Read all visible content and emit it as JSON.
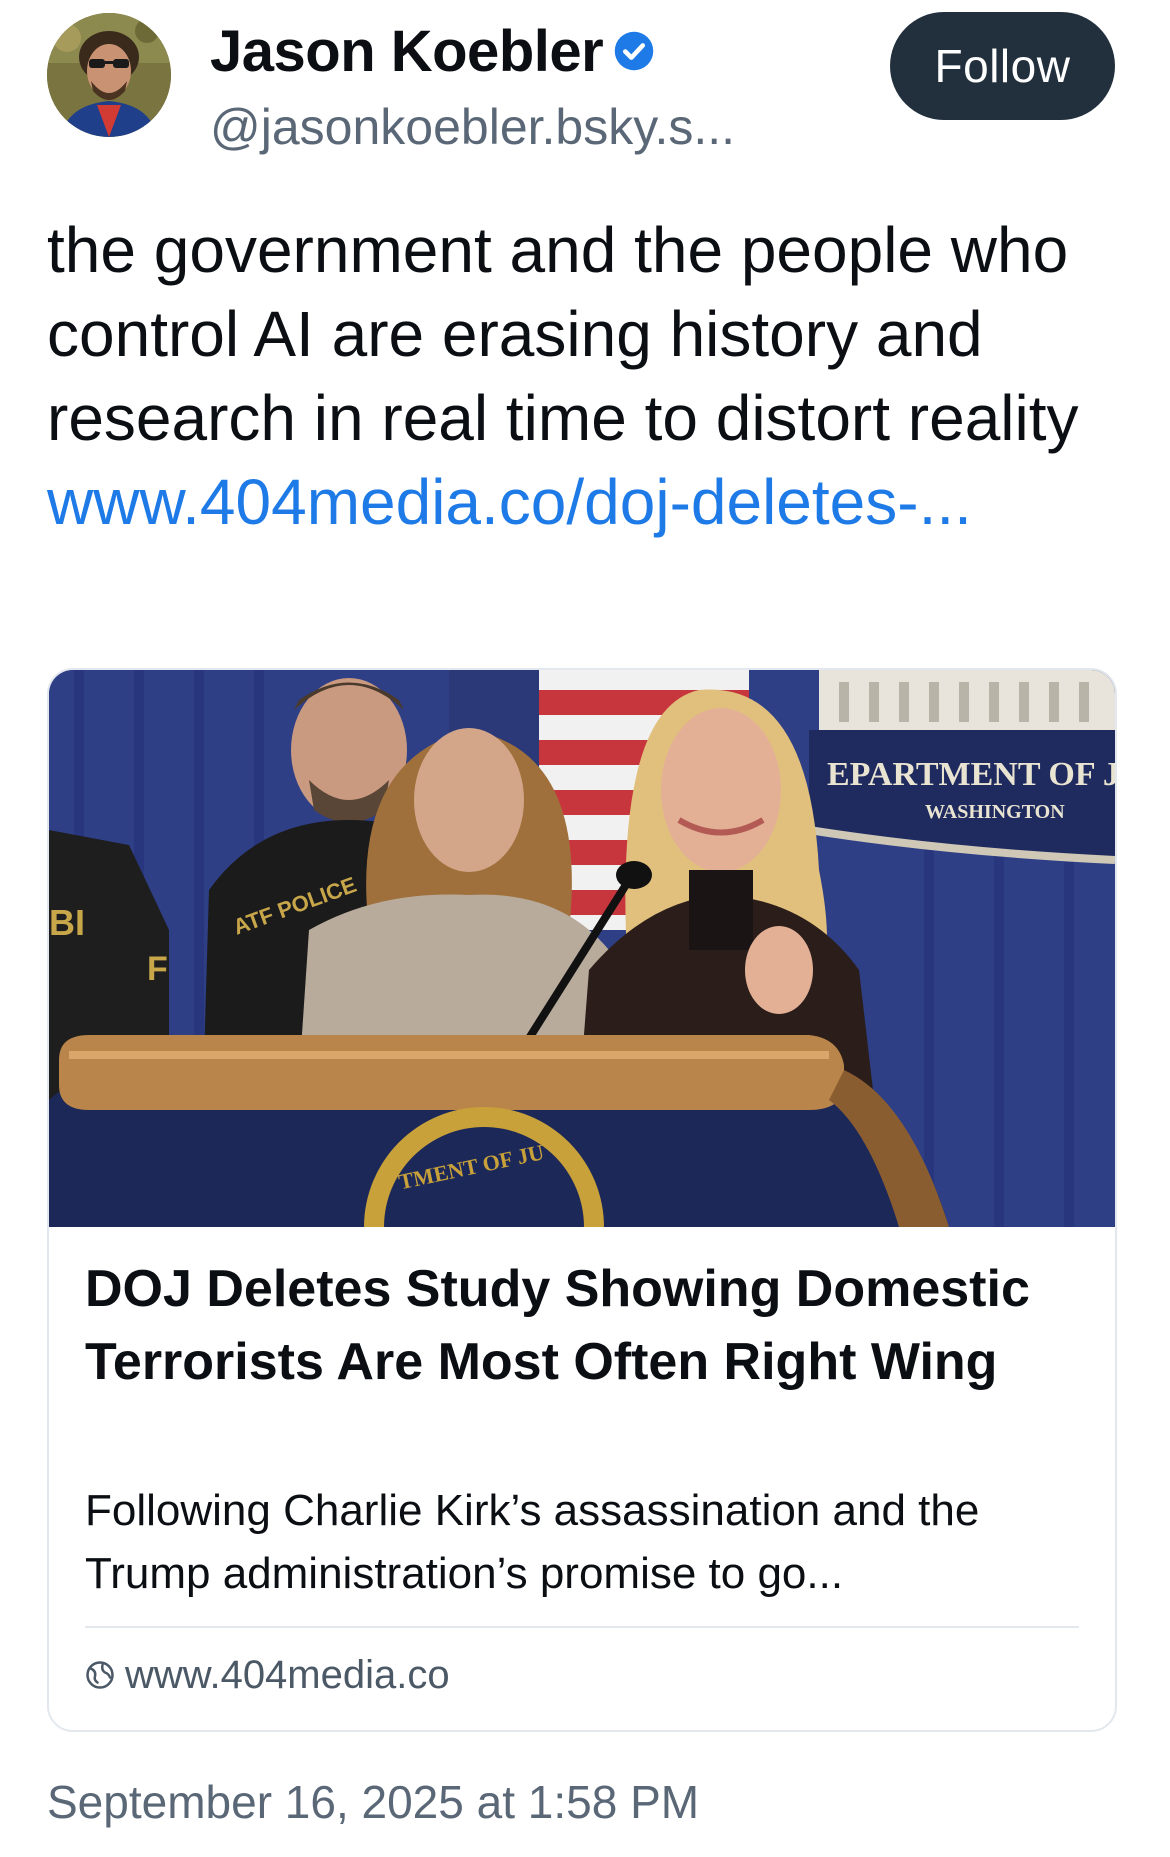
{
  "author": {
    "name": "Jason Koebler",
    "handle": "@jasonkoebler.bsky.s...",
    "verified": true
  },
  "follow_button": {
    "label": "Follow"
  },
  "post": {
    "text": "the government and the people who control AI are erasing history and research in real time to distort reality ",
    "link_text": "www.404media.co/doj-deletes-..."
  },
  "link_card": {
    "image_text_sign_top": "EPARTMENT OF JU",
    "image_text_sign_bottom": "WASHINGTON",
    "image_text_podium": "TMENT OF JU",
    "image_text_jacket": "ATF POLICE",
    "title": "DOJ Deletes Study Showing Domestic Terrorists Are Most Often Right Wing",
    "description": "Following Charlie Kirk’s assassination and the Trump administration’s promise to go...",
    "domain": "www.404media.co"
  },
  "timestamp": "September 16, 2025 at 1:58 PM",
  "colors": {
    "link": "#1d7ae6",
    "follow_button_bg": "#22303e",
    "verified_badge": "#1d7ae6",
    "muted_text": "#5a6776"
  },
  "icons": {
    "verified": "verified-check-icon",
    "globe": "globe-icon"
  }
}
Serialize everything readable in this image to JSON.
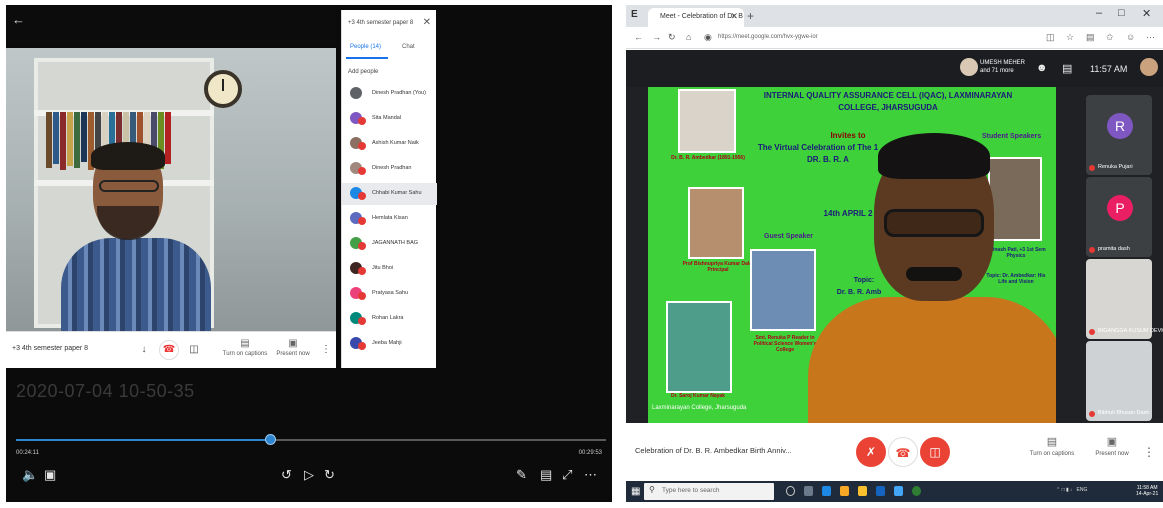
{
  "left_player": {
    "back_icon": "back-arrow-icon",
    "recording_timestamp": "2020-07-04 10-50-35",
    "time_current": "00:24:11",
    "time_total": "00:29:53",
    "progress": 0.43,
    "meeting_name": "+3 4th semester paper 8",
    "caption_label": "Turn on captions",
    "present_label": "Present now",
    "people_panel": {
      "title": "+3 4th semester paper 8",
      "tab_people": "People (14)",
      "tab_chat": "Chat",
      "add_people": "Add people",
      "participants": [
        {
          "name": "Dinesh Pradhan (You)",
          "color": "#5f6368"
        },
        {
          "name": "Sita Mandal",
          "color": "#7e57c2"
        },
        {
          "name": "Ashish Kumar Naik",
          "color": "#8d6e63"
        },
        {
          "name": "Dinesh Pradhan",
          "color": "#a1887f"
        },
        {
          "name": "Chhabi Kumar Sahu",
          "color": "#1e88e5"
        },
        {
          "name": "Hemlata Kisan",
          "color": "#5c6bc0"
        },
        {
          "name": "JAGANNATH BAG",
          "color": "#43a047"
        },
        {
          "name": "Jitu Bhoi",
          "color": "#3e2723"
        },
        {
          "name": "Pratyasa Sahu",
          "color": "#ec407a"
        },
        {
          "name": "Rohan Lakra",
          "color": "#00897b"
        },
        {
          "name": "Jeeba Mahji",
          "color": "#3949ab"
        }
      ]
    }
  },
  "right_browser": {
    "tab_title": "Meet - Celebration of Dr. B",
    "url": "https://meet.google.com/hvx-ygwe-ior",
    "host_name": "UMESH MEHER",
    "host_more": "and 71 more",
    "clock": "11:57 AM",
    "poster": {
      "org_line1": "INTERNAL QUALITY ASSURANCE CELL (IQAC), LAXMINARAYAN",
      "org_line2": "COLLEGE, JHARSUGUDA",
      "invites": "Invites to",
      "event_line1": "The Virtual Celebration of The 1",
      "event_line2": "DR. B. R. A",
      "date": "14th APRIL 2",
      "student_speakers": "Student Speakers",
      "guest_speaker": "Guest Speaker",
      "topic": "Topic:",
      "topic_name": "Dr. B. R. Amb",
      "caption_ambedkar": "Dr. B. R. Ambedkar (1891-1956)",
      "caption_principal": "Prof Bishnupriya Kumar Dalai Principal",
      "caption_reader": "Smt. Renuka P Reader in Political Science Women's College",
      "caption_convenor": "Dr. Saroj Kumar Nayak",
      "student_name": "Abinash Pati, +3 1st Sem Physics",
      "student_topic": "Topic: Dr. Ambedkar: His Life and Vision",
      "venue": "Laxminarayan College, Jharsuguda"
    },
    "tiles": [
      {
        "initial": "R",
        "name": "Renuka Pujari",
        "color": "#7e57c2"
      },
      {
        "initial": "P",
        "name": "pramita dash",
        "color": "#e91e63"
      },
      {
        "initial": "",
        "name": "BIGANGGA KUSUM DEVKAN",
        "color": ""
      },
      {
        "initial": "",
        "name": "Bibhuti Bhusan Dash",
        "color": ""
      }
    ],
    "meeting_title": "Celebration of Dr. B. R. Ambedkar Birth Anniv...",
    "caption_label": "Turn on captions",
    "present_label": "Present now",
    "taskbar": {
      "search_placeholder": "Type here to search",
      "tray_time": "11:58 AM",
      "tray_date": "14-Apr-21"
    }
  }
}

AIM OF THE EXERCISE -
Make a copy of each line that contains the string "Kumar".

REPLY TO THE TASK -
          "name": "Ashish Kumar Naik",
          "name": "Chhabi Kumar Sahu",
      "caption_principal": "Prof Bishnupriya Kumar Dalai Principal",
      "caption_convenor": "Dr. Saroj Kumar Nayak",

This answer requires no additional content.